**** Data for processing ****

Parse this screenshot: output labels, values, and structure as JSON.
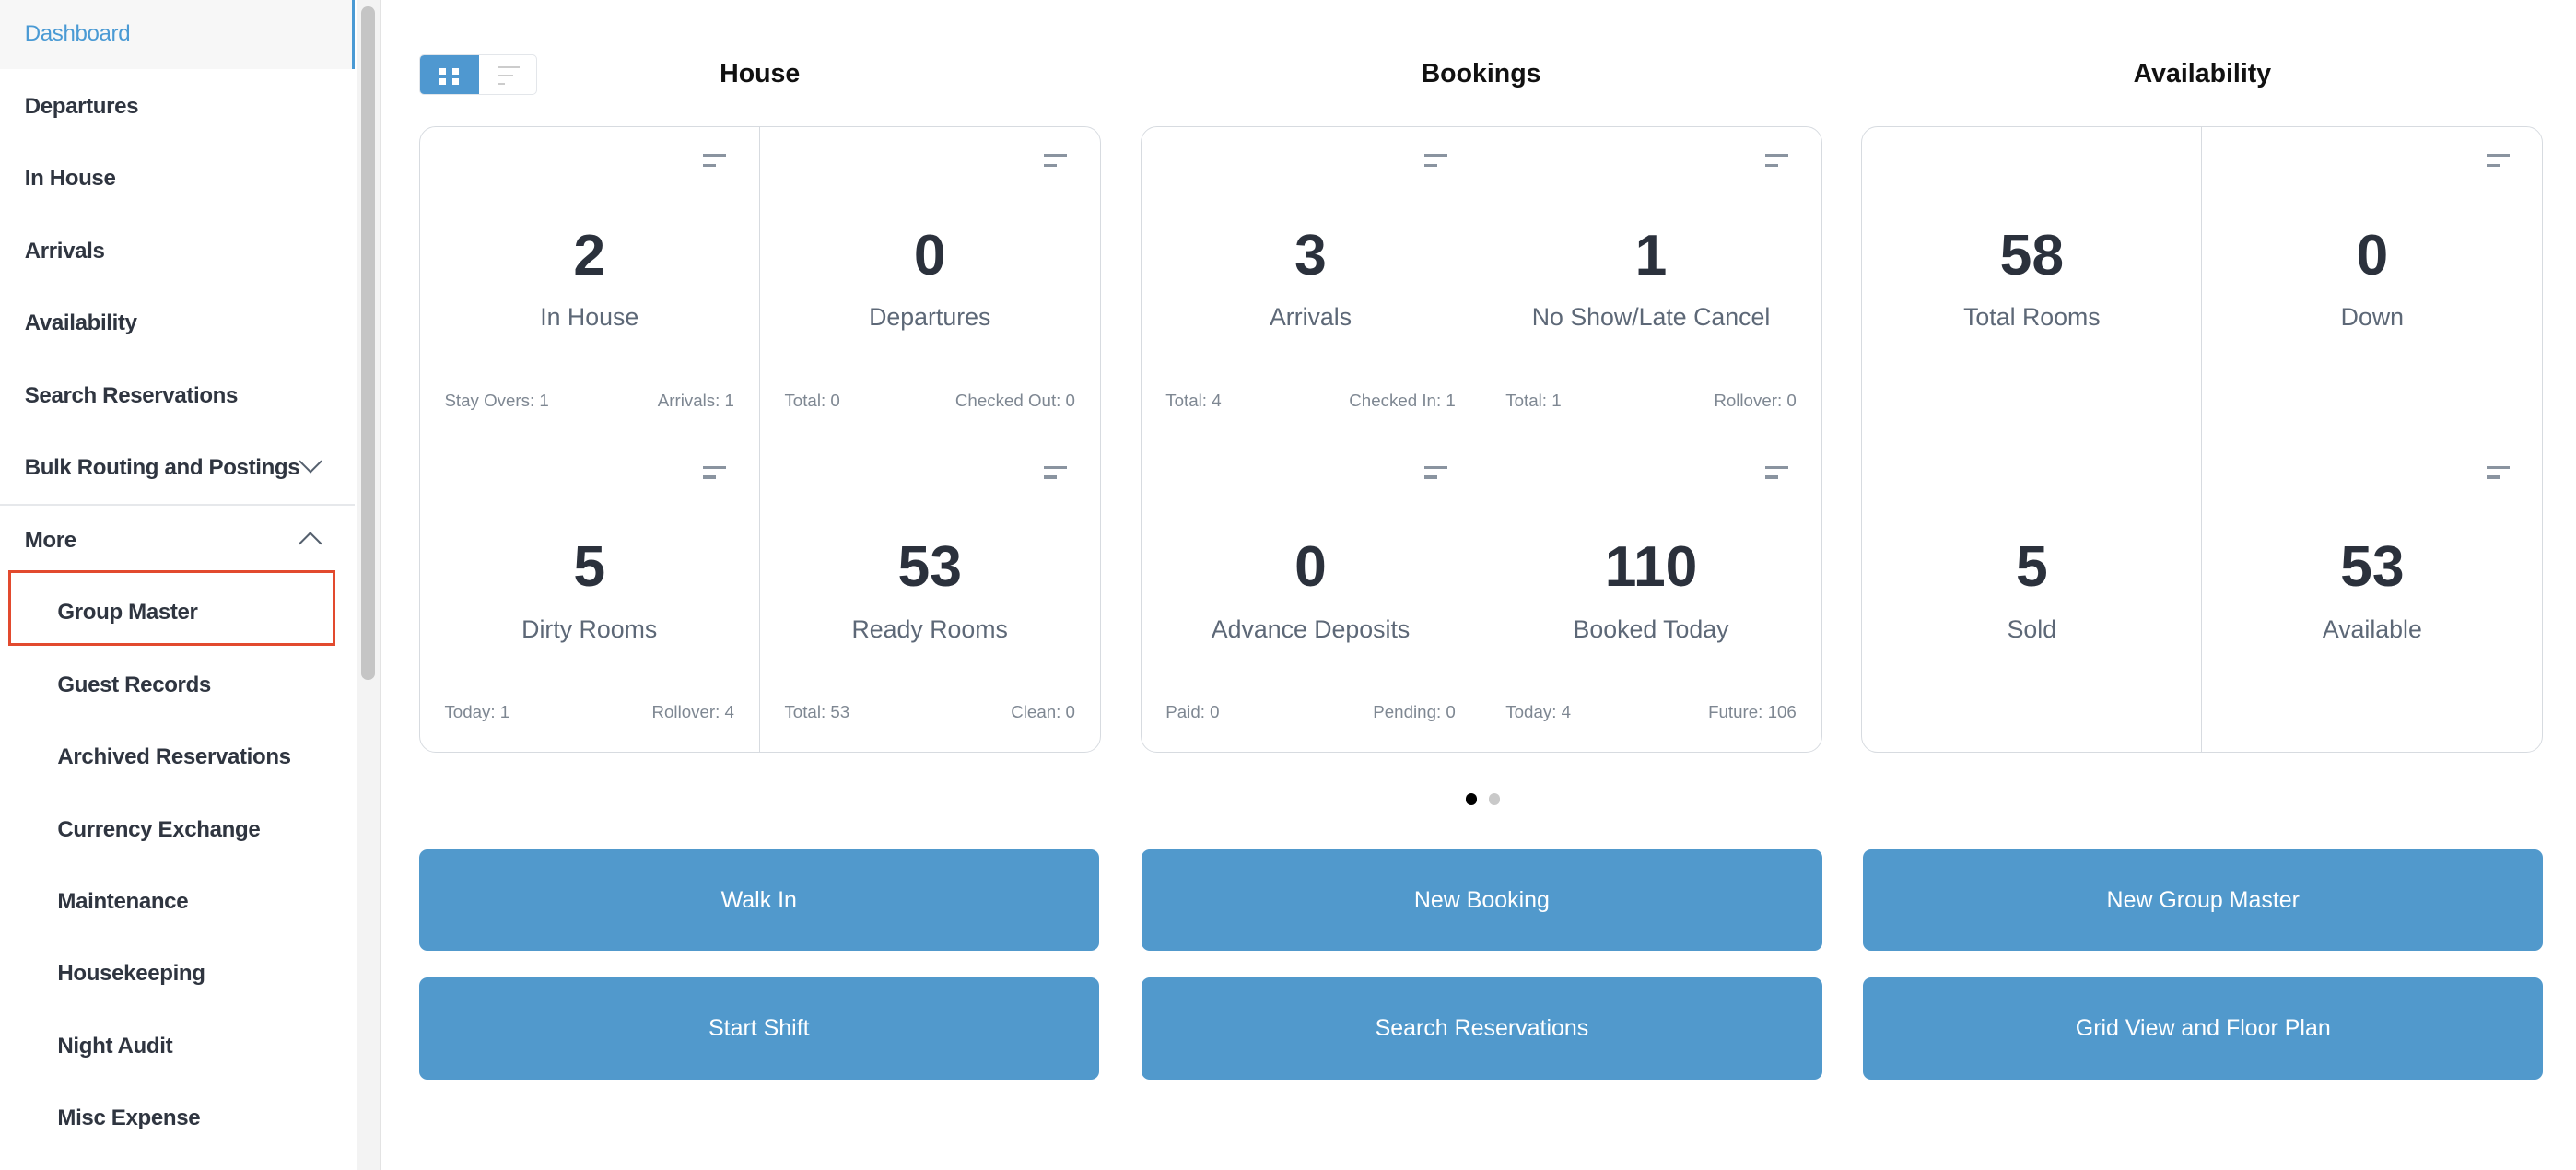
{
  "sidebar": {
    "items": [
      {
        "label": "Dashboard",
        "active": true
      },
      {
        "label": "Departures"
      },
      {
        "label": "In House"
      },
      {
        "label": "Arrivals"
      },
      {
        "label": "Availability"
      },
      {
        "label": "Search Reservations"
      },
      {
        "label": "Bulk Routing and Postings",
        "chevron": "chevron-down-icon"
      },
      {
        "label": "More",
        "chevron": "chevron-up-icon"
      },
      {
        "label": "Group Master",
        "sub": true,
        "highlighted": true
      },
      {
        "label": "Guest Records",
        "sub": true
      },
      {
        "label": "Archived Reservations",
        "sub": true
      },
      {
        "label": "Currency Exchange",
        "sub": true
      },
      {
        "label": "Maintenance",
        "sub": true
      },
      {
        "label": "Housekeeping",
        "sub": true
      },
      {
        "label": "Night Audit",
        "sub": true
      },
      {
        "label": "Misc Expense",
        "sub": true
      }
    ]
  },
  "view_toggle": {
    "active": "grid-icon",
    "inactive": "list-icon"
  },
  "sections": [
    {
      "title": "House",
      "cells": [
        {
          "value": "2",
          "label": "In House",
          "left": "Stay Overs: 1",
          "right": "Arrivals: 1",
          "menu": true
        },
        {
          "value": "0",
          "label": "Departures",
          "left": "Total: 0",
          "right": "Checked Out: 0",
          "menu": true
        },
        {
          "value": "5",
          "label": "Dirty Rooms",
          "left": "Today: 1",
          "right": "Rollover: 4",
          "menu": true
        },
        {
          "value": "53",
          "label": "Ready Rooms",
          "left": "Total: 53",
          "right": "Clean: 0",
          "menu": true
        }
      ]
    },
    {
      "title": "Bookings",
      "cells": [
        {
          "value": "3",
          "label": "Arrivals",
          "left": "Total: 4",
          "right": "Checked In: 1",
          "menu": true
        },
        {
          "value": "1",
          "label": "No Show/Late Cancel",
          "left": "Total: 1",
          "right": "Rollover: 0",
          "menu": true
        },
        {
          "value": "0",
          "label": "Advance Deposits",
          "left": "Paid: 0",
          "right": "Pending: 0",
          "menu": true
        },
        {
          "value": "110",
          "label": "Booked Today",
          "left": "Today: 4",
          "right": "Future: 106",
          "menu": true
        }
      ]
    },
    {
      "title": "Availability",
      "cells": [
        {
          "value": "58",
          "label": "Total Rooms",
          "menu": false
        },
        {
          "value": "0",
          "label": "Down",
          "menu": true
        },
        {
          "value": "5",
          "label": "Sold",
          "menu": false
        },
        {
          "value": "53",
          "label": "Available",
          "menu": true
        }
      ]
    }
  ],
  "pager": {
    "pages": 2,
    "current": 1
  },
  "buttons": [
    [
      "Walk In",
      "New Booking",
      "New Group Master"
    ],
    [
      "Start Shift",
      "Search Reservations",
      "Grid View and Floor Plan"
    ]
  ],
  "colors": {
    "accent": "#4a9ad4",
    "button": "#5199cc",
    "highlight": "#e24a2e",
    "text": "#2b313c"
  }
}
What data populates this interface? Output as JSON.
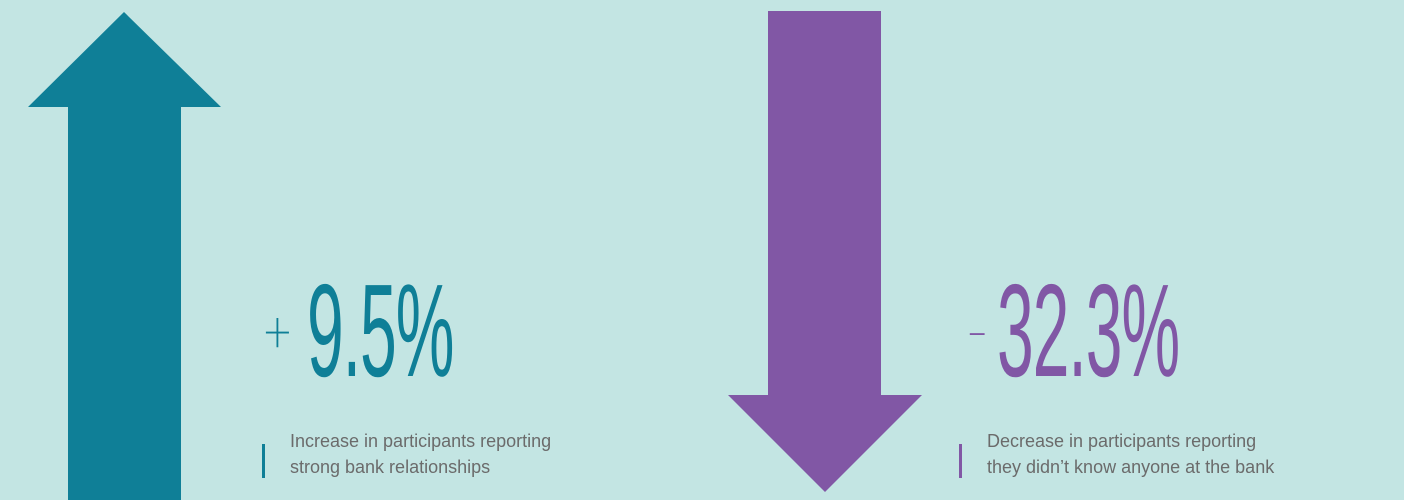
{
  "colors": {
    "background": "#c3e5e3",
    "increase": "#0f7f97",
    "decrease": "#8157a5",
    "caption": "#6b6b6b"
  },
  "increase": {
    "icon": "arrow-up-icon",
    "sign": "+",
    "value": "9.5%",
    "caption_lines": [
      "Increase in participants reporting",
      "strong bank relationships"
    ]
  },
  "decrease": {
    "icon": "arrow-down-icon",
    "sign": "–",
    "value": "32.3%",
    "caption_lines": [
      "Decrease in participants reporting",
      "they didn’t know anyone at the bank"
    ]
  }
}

****

→ Directions: Take the data above and repeat it exactly, leaving each picture out.

→ Task response:
Parse this screenshot: output labels, values, and structure as JSON.
{
  "sidebar": {
    "items": [
      {
        "label": "Dashboard",
        "active": true
      },
      {
        "label": "Departures"
      },
      {
        "label": "In House"
      },
      {
        "label": "Arrivals"
      },
      {
        "label": "Availability"
      },
      {
        "label": "Search Reservations"
      },
      {
        "label": "Bulk Routing and Postings",
        "chevron": "chevron-down-icon"
      },
      {
        "label": "More",
        "chevron": "chevron-up-icon"
      },
      {
        "label": "Group Master",
        "sub": true,
        "highlighted": true
      },
      {
        "label": "Guest Records",
        "sub": true
      },
      {
        "label": "Archived Reservations",
        "sub": true
      },
      {
        "label": "Currency Exchange",
        "sub": true
      },
      {
        "label": "Maintenance",
        "sub": true
      },
      {
        "label": "Housekeeping",
        "sub": true
      },
      {
        "label": "Night Audit",
        "sub": true
      },
      {
        "label": "Misc Expense",
        "sub": true
      }
    ]
  },
  "view_toggle": {
    "active": "grid-icon",
    "inactive": "list-icon"
  },
  "sections": [
    {
      "title": "House",
      "cells": [
        {
          "value": "2",
          "label": "In House",
          "left": "Stay Overs: 1",
          "right": "Arrivals: 1",
          "menu": true
        },
        {
          "value": "0",
          "label": "Departures",
          "left": "Total: 0",
          "right": "Checked Out: 0",
          "menu": true
        },
        {
          "value": "5",
          "label": "Dirty Rooms",
          "left": "Today: 1",
          "right": "Rollover: 4",
          "menu": true
        },
        {
          "value": "53",
          "label": "Ready Rooms",
          "left": "Total: 53",
          "right": "Clean: 0",
          "menu": true
        }
      ]
    },
    {
      "title": "Bookings",
      "cells": [
        {
          "value": "3",
          "label": "Arrivals",
          "left": "Total: 4",
          "right": "Checked In: 1",
          "menu": true
        },
        {
          "value": "1",
          "label": "No Show/Late Cancel",
          "left": "Total: 1",
          "right": "Rollover: 0",
          "menu": true
        },
        {
          "value": "0",
          "label": "Advance Deposits",
          "left": "Paid: 0",
          "right": "Pending: 0",
          "menu": true
        },
        {
          "value": "110",
          "label": "Booked Today",
          "left": "Today: 4",
          "right": "Future: 106",
          "menu": true
        }
      ]
    },
    {
      "title": "Availability",
      "cells": [
        {
          "value": "58",
          "label": "Total Rooms",
          "menu": false
        },
        {
          "value": "0",
          "label": "Down",
          "menu": true
        },
        {
          "value": "5",
          "label": "Sold",
          "menu": false
        },
        {
          "value": "53",
          "label": "Available",
          "menu": true
        }
      ]
    }
  ],
  "pager": {
    "pages": 2,
    "current": 1
  },
  "buttons": [
    [
      "Walk In",
      "New Booking",
      "New Group Master"
    ],
    [
      "Start Shift",
      "Search Reservations",
      "Grid View and Floor Plan"
    ]
  ],
  "colors": {
    "accent": "#4a9ad4",
    "button": "#5199cc",
    "highlight": "#e24a2e",
    "text": "#2b313c"
  }
}
What data populates this interface? Output as JSON.
{
  "colors": {
    "background": "#c3e5e3",
    "increase": "#0f7f97",
    "decrease": "#8157a5",
    "caption": "#6b6b6b"
  },
  "increase": {
    "icon": "arrow-up-icon",
    "sign": "+",
    "value": "9.5%",
    "caption_lines": [
      "Increase in participants reporting",
      "strong bank relationships"
    ]
  },
  "decrease": {
    "icon": "arrow-down-icon",
    "sign": "–",
    "value": "32.3%",
    "caption_lines": [
      "Decrease in participants reporting",
      "they didn’t know anyone at the bank"
    ]
  }
}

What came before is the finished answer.